>>>>

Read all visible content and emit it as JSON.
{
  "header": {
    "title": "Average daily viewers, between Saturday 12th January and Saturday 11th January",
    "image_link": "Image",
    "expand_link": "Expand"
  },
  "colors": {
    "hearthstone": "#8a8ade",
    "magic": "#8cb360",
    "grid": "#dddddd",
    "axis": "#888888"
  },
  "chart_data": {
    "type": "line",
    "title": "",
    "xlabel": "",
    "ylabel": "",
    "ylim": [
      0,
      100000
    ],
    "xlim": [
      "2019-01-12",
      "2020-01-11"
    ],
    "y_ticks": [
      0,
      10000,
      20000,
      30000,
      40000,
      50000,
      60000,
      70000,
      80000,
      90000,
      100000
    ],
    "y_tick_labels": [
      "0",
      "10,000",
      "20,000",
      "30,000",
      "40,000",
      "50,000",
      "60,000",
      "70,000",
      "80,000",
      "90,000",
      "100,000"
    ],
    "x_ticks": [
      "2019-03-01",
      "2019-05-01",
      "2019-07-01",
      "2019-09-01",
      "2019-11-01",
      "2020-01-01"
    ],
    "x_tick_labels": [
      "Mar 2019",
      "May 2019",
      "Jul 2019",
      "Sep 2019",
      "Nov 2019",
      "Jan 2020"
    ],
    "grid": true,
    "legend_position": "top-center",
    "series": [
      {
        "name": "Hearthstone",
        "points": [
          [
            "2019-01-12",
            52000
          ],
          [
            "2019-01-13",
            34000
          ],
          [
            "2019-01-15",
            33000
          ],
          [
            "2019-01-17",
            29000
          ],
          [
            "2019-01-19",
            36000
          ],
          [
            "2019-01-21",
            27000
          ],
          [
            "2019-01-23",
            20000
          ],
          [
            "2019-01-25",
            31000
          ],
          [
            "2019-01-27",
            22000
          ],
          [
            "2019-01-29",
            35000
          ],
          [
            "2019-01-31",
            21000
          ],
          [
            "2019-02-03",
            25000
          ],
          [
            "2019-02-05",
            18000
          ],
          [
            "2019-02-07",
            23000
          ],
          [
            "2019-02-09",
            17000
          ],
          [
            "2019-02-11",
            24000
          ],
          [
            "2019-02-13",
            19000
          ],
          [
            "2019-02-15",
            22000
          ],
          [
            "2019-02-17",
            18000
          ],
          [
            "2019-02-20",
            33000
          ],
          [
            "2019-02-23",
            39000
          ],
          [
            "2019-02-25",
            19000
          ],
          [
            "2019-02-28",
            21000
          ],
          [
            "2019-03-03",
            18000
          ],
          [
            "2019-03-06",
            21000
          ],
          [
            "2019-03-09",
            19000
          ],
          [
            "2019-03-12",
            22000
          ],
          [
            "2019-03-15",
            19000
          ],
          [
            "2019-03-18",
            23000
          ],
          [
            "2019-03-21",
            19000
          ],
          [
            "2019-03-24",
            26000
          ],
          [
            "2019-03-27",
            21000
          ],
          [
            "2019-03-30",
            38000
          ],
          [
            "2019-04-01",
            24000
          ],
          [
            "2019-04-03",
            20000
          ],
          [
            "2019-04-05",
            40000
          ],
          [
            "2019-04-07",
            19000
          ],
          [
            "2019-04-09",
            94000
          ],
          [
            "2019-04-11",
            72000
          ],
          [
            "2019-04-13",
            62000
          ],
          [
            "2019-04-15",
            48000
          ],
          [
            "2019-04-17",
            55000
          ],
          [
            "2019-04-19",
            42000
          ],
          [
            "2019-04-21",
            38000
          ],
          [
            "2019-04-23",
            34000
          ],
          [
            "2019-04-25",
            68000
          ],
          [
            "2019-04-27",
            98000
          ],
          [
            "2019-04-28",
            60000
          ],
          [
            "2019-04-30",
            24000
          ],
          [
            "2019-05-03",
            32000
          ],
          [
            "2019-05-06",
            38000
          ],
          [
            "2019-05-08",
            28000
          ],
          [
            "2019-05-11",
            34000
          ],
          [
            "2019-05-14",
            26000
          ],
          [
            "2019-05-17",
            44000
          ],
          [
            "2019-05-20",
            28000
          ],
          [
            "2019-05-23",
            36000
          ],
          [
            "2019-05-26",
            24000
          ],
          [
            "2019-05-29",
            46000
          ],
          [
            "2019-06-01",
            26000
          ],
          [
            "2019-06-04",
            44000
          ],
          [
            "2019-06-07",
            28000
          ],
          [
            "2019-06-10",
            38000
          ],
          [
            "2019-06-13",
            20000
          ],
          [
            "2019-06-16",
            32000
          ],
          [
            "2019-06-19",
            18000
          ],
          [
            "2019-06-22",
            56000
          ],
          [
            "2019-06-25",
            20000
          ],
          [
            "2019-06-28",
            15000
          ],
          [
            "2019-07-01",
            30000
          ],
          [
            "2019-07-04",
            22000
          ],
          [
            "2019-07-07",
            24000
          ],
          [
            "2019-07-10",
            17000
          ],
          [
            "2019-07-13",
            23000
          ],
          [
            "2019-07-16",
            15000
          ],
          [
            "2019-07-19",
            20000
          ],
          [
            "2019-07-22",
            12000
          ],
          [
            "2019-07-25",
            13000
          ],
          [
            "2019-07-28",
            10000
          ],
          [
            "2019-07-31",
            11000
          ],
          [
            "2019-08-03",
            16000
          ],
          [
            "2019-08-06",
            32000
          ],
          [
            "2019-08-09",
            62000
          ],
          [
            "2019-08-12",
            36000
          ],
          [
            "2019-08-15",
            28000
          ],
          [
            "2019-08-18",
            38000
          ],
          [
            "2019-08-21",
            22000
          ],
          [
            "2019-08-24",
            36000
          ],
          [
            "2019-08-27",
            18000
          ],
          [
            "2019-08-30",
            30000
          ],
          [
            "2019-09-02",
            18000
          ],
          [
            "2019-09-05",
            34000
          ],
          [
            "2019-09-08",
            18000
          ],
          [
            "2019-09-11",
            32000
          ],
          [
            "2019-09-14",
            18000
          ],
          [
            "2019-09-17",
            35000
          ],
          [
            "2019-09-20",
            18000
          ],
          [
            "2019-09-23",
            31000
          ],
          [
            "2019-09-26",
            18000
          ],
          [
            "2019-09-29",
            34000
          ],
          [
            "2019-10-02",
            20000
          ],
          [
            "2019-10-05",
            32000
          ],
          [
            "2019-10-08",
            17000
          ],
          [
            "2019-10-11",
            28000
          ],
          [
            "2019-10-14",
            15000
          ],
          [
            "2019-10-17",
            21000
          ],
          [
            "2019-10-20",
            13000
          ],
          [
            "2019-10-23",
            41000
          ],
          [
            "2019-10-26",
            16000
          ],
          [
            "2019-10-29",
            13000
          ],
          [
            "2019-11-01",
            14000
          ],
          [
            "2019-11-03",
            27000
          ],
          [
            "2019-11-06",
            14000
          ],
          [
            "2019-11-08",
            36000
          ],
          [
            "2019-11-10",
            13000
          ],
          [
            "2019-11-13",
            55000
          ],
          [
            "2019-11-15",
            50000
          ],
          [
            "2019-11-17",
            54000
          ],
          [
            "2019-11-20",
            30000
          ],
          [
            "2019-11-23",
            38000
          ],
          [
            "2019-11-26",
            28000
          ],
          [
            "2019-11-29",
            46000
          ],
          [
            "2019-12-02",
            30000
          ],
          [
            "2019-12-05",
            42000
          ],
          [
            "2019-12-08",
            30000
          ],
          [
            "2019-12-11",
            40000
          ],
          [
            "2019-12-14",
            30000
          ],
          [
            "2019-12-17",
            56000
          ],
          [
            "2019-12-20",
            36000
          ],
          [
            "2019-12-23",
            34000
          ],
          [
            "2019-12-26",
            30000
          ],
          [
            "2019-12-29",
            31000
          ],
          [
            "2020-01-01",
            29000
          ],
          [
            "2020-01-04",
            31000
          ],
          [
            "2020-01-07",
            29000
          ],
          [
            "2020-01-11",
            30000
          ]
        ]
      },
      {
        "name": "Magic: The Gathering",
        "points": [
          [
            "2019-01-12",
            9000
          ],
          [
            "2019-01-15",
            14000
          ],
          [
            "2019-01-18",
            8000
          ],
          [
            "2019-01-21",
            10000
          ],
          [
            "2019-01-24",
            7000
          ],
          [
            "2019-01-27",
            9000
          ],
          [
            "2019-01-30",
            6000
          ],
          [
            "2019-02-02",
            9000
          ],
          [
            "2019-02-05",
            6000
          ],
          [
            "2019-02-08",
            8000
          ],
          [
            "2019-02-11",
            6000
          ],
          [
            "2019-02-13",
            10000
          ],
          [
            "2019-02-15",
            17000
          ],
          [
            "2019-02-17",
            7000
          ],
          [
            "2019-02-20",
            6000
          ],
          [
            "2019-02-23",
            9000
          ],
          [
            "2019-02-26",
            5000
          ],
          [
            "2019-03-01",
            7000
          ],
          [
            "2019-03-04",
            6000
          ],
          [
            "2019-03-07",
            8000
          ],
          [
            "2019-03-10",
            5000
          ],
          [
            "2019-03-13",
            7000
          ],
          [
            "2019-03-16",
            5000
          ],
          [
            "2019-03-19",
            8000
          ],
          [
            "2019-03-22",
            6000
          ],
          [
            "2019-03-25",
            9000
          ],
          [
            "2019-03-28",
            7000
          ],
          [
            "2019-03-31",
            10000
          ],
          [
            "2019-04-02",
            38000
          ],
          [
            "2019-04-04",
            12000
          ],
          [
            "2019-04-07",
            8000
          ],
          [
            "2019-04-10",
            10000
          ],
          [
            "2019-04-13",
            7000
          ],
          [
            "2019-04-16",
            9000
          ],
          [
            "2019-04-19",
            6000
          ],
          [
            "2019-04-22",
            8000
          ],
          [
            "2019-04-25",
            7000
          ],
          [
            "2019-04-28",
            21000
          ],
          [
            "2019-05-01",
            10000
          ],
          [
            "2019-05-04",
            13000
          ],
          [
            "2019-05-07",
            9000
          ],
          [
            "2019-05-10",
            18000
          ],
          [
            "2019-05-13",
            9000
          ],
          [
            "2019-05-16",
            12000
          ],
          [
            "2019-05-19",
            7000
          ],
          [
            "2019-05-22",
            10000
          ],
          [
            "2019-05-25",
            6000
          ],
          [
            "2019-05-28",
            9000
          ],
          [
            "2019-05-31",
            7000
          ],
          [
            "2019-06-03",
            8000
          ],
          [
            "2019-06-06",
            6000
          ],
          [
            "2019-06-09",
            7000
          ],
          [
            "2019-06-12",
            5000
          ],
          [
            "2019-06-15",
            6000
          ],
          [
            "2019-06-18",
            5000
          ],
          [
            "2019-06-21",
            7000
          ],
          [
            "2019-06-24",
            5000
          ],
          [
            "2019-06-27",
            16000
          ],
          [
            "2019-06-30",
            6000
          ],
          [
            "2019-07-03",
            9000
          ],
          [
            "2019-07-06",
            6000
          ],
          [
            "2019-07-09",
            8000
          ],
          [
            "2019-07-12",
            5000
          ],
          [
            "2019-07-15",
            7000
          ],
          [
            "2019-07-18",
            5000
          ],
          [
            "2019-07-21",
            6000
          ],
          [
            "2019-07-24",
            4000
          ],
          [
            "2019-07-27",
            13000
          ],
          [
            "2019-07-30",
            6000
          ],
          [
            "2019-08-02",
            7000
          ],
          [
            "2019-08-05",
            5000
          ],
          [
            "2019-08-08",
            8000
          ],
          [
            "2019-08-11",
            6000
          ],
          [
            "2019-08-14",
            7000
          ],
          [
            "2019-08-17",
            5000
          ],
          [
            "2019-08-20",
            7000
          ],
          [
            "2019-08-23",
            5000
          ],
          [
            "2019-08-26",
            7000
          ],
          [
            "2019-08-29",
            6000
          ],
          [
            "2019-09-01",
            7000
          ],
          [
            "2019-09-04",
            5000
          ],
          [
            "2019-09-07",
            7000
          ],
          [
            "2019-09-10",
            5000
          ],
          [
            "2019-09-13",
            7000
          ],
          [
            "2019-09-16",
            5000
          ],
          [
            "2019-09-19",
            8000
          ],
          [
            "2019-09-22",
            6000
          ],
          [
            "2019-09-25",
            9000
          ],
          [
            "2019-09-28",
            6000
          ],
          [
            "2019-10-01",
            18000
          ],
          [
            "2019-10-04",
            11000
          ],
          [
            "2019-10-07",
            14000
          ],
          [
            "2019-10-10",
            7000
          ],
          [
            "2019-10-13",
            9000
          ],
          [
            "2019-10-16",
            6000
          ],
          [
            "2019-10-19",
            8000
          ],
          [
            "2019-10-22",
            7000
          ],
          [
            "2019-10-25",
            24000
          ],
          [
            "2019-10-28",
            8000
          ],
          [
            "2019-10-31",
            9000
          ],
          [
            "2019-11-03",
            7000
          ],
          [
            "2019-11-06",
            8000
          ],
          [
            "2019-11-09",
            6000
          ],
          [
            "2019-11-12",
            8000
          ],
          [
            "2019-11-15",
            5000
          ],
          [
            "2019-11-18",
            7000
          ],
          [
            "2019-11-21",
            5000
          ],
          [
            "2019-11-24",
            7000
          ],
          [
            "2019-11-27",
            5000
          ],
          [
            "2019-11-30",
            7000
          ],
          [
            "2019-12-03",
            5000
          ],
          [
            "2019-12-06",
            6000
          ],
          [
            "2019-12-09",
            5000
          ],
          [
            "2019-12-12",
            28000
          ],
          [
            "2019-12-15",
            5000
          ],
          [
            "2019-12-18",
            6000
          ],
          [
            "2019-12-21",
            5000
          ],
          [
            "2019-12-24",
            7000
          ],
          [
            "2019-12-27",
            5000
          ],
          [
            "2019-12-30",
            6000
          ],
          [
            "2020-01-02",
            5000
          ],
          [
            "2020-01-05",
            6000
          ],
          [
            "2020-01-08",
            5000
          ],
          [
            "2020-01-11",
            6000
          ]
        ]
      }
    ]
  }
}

<<<<

# Task details
Each line that holds the string "name" counts once; give the total and nothing else.

# Output below
2